[PROBLEM DESCRIPTION] Read the listing and extract each line that includes the word "JSON".

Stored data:
....

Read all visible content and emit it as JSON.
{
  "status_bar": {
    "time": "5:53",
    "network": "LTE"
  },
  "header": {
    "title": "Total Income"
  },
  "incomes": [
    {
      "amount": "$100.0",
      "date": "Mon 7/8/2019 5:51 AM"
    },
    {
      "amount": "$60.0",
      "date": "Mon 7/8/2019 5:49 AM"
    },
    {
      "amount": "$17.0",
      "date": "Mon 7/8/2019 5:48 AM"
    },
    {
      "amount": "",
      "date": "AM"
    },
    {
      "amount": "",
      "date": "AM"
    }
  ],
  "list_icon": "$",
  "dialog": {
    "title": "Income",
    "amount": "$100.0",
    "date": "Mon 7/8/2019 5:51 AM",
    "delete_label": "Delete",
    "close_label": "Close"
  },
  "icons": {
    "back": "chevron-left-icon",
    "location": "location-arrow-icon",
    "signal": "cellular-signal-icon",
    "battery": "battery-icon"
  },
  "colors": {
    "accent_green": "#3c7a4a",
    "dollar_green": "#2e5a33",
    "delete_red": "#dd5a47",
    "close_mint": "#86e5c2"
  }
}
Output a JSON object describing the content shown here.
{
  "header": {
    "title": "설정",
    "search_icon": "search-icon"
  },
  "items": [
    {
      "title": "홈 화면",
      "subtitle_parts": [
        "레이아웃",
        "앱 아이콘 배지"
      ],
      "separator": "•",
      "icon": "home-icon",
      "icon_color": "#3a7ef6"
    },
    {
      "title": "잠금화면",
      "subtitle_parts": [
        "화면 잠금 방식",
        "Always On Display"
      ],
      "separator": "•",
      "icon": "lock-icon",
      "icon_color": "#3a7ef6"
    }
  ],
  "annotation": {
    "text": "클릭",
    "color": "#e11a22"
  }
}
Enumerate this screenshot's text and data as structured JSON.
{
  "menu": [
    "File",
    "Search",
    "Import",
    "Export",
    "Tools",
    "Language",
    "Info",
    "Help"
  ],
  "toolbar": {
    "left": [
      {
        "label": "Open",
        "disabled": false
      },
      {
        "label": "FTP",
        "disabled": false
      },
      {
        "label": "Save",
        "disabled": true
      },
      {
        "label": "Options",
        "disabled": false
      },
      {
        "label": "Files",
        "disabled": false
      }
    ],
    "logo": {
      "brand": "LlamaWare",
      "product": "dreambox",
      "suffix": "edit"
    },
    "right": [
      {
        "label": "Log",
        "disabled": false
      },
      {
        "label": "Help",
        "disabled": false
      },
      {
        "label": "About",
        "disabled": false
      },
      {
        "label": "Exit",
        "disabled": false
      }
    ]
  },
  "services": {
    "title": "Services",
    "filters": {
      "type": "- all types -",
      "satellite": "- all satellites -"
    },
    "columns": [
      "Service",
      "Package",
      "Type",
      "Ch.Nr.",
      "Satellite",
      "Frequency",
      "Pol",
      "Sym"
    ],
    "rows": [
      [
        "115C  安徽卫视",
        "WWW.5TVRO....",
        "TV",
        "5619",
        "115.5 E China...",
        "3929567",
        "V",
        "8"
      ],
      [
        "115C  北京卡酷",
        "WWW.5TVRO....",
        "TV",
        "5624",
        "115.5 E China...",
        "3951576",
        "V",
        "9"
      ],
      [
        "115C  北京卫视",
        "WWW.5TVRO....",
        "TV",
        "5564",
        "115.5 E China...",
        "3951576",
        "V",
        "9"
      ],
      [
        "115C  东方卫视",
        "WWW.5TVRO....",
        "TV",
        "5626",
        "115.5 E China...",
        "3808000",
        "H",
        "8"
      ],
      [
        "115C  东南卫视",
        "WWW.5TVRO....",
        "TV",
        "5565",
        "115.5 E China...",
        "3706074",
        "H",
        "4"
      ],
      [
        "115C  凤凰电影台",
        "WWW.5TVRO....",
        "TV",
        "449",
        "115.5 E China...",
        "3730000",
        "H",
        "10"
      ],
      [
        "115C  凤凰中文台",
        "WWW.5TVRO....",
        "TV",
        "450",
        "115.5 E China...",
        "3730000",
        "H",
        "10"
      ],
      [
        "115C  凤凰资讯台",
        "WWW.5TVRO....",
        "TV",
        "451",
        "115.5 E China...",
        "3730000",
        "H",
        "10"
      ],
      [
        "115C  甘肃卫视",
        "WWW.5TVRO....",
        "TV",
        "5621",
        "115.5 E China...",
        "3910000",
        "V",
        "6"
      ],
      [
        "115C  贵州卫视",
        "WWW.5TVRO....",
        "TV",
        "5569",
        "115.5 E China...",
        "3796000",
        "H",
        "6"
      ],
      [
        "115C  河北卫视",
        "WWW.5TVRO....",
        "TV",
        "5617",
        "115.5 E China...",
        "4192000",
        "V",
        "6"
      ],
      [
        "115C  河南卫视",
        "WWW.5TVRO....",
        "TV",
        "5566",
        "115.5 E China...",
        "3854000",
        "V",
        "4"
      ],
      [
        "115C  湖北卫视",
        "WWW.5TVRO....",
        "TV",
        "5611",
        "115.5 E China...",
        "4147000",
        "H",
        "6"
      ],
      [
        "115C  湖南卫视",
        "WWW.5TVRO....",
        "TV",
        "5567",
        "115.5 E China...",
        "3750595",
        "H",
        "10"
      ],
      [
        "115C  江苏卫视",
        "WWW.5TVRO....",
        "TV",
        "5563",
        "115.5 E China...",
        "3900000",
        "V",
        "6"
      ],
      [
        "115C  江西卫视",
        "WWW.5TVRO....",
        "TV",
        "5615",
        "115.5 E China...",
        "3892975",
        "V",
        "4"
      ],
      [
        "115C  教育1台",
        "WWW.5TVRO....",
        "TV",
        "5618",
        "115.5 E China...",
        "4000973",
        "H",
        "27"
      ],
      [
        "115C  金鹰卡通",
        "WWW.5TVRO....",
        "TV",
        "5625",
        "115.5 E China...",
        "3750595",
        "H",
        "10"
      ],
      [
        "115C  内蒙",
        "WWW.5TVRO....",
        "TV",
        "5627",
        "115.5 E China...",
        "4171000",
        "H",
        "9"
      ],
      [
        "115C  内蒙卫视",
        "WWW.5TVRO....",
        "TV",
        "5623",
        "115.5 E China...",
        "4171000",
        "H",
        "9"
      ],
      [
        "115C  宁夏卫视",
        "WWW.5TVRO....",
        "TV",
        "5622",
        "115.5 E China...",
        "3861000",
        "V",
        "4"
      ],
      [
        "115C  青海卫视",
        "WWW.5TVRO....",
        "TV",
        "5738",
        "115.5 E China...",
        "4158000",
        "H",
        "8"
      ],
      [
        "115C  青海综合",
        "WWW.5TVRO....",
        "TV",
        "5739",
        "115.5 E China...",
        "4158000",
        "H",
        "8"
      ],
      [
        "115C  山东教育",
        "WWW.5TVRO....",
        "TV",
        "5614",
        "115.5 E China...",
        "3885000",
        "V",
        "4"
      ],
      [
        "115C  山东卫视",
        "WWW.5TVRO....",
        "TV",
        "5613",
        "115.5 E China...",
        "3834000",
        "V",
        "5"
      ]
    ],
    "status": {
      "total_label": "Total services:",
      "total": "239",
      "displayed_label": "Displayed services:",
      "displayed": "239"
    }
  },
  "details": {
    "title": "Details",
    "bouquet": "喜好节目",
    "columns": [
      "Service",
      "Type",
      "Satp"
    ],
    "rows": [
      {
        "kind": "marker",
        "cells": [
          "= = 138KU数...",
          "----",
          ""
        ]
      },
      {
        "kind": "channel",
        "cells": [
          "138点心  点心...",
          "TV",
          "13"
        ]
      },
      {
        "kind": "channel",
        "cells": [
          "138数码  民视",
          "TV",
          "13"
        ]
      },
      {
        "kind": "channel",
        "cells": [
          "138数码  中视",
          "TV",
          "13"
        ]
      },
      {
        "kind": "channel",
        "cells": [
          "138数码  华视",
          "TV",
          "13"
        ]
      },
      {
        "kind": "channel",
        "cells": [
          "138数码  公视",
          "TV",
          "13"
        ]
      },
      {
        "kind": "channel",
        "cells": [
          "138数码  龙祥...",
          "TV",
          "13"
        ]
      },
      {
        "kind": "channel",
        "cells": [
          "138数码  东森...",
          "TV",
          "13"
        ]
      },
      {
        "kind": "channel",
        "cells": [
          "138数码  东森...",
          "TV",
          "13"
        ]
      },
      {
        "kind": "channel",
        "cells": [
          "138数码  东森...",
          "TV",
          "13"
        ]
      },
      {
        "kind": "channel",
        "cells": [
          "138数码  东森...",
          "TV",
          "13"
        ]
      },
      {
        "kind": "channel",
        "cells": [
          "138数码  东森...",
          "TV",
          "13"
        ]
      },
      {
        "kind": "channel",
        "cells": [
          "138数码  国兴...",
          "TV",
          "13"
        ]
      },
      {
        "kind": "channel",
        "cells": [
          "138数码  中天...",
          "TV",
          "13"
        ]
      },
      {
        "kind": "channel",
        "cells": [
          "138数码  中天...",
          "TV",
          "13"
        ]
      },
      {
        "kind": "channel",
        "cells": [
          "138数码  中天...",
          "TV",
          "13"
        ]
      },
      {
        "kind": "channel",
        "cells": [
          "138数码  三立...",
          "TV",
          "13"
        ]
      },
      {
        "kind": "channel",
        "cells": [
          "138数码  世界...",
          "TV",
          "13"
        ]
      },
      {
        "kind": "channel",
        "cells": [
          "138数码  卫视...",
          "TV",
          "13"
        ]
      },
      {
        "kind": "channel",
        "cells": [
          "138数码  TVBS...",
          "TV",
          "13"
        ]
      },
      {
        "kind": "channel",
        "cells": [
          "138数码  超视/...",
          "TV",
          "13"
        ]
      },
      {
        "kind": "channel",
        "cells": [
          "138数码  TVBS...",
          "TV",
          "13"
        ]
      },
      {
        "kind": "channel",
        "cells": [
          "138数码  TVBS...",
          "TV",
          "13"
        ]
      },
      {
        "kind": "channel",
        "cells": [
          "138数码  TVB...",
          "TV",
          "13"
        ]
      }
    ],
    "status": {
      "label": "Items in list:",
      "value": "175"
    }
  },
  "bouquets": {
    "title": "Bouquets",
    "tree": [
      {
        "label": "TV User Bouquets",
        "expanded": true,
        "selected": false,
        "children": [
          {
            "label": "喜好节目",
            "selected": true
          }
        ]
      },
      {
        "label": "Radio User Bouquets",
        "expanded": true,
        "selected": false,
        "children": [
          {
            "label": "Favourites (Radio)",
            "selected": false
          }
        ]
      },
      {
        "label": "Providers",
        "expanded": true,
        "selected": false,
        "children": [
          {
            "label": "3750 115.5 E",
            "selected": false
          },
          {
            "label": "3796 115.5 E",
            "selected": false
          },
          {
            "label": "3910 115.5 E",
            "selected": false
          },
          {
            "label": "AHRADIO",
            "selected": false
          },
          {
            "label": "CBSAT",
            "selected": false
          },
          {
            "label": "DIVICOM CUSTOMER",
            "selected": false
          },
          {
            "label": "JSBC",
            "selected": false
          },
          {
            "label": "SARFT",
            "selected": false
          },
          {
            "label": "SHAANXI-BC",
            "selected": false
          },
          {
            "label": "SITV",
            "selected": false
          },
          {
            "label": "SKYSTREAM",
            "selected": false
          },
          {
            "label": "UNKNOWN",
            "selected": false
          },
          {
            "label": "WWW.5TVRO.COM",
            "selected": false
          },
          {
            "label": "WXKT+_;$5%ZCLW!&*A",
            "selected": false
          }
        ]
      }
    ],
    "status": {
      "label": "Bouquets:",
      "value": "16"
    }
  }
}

....

[OUTPUT BELOW]
Read all visible content and emit it as JSON.
Output a JSON object describing the content shown here.
Enumerate this screenshot's text and data as structured JSON.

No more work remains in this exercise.